(Task to complete):
Wherever the string "JSON" appears, copy the whole line.

══ Input for this task ══

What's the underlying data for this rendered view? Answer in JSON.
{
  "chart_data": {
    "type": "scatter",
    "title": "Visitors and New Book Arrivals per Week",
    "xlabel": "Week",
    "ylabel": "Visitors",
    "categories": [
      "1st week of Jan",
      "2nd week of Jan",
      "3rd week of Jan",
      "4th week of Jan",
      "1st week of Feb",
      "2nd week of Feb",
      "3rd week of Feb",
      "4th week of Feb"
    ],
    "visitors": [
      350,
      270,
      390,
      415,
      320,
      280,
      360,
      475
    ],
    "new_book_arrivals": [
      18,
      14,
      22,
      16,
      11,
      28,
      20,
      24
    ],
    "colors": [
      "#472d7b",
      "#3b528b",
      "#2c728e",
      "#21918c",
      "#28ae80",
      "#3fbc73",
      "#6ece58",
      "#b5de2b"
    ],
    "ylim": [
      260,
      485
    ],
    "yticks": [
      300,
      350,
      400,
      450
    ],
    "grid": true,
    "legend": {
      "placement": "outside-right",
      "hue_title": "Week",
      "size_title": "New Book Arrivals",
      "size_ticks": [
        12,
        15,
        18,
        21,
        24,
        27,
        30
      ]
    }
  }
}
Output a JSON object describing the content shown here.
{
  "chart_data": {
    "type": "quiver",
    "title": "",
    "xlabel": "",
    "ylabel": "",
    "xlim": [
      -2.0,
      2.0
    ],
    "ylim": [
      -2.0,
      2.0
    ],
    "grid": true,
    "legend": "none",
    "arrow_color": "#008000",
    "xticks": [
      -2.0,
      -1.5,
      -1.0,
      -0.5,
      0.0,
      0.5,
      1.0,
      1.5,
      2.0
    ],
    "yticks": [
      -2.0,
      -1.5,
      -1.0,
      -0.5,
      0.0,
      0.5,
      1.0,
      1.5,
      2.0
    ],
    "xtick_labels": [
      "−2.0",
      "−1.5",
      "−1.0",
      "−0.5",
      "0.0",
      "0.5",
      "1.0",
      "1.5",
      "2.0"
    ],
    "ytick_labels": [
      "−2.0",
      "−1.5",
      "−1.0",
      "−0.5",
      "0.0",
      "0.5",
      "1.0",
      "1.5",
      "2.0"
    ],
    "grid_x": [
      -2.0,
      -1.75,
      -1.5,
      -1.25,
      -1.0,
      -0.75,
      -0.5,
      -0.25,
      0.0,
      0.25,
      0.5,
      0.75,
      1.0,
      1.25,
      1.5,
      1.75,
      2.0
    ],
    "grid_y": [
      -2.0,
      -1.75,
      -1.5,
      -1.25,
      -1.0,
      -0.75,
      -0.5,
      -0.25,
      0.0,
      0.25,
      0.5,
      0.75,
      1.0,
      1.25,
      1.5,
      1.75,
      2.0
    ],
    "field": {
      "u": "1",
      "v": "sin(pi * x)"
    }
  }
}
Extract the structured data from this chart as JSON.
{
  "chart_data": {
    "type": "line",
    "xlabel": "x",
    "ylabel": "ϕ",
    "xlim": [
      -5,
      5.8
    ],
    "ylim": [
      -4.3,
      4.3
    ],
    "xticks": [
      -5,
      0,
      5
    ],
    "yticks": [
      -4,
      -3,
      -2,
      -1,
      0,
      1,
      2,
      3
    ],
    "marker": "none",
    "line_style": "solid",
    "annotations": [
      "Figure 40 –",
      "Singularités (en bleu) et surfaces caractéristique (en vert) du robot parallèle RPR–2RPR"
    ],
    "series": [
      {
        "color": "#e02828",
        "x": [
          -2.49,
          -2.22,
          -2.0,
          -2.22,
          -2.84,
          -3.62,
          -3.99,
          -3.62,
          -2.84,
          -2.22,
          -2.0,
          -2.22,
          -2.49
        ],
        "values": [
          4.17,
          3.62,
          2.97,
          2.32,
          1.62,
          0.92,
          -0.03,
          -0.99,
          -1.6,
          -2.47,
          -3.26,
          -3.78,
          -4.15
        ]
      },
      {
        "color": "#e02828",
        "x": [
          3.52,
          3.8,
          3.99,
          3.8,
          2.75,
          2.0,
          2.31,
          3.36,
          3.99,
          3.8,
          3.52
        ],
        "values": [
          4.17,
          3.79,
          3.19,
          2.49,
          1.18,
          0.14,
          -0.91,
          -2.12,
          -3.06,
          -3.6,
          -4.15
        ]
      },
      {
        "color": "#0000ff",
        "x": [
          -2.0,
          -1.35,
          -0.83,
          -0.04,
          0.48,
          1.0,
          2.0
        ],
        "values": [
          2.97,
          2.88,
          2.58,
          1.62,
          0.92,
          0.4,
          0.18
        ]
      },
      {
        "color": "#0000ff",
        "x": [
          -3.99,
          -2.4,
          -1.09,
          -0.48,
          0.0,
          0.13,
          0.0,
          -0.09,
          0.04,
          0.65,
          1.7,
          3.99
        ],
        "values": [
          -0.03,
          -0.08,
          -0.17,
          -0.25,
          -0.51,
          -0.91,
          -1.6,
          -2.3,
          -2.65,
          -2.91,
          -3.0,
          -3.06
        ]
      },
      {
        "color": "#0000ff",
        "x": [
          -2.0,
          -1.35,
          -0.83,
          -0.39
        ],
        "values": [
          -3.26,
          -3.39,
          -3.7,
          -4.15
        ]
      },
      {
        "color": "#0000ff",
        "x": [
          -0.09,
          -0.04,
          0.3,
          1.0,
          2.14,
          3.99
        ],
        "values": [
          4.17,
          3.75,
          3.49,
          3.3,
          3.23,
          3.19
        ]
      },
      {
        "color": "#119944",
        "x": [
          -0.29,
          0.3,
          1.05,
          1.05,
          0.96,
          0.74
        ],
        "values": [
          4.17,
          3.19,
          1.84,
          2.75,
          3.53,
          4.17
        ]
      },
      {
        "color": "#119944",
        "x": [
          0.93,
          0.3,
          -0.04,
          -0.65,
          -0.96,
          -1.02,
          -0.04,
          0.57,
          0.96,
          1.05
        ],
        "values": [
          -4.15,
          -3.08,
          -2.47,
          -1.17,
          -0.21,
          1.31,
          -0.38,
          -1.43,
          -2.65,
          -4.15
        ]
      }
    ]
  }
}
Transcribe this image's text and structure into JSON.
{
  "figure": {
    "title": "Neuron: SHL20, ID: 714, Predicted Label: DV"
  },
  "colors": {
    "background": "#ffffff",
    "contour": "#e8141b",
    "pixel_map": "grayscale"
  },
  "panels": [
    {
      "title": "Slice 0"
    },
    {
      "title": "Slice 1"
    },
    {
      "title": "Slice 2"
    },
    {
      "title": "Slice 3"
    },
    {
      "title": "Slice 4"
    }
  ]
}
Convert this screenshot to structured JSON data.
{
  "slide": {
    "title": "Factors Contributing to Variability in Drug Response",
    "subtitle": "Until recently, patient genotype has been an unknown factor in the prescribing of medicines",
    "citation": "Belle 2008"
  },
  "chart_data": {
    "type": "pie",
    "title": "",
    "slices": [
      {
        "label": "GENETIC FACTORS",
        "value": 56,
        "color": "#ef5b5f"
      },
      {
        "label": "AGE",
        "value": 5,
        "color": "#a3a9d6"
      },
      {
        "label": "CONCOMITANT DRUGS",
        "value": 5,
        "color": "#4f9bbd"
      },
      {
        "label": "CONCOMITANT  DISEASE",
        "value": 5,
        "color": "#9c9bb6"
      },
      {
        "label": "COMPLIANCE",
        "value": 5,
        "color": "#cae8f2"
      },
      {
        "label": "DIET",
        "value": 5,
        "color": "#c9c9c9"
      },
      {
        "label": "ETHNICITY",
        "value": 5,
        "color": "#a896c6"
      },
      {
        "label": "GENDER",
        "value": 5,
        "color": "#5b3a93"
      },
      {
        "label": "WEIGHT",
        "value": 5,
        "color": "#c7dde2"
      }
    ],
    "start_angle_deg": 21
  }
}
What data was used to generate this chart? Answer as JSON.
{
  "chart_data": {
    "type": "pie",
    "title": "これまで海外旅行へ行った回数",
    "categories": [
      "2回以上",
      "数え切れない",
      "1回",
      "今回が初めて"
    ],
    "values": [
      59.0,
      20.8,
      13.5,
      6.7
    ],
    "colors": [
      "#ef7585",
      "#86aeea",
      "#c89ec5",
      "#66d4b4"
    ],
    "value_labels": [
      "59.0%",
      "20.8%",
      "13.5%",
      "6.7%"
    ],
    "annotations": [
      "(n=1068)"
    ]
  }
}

═══

(The result):
What's the underlying data for this rendered view? Answer in JSON.
Output a JSON object describing the content shown here.
Extract the structured data from this chart as JSON.
Transcribe this image's text and structure into JSON.
Convert this screenshot to structured JSON data.
What data was used to generate this chart? Answer as JSON.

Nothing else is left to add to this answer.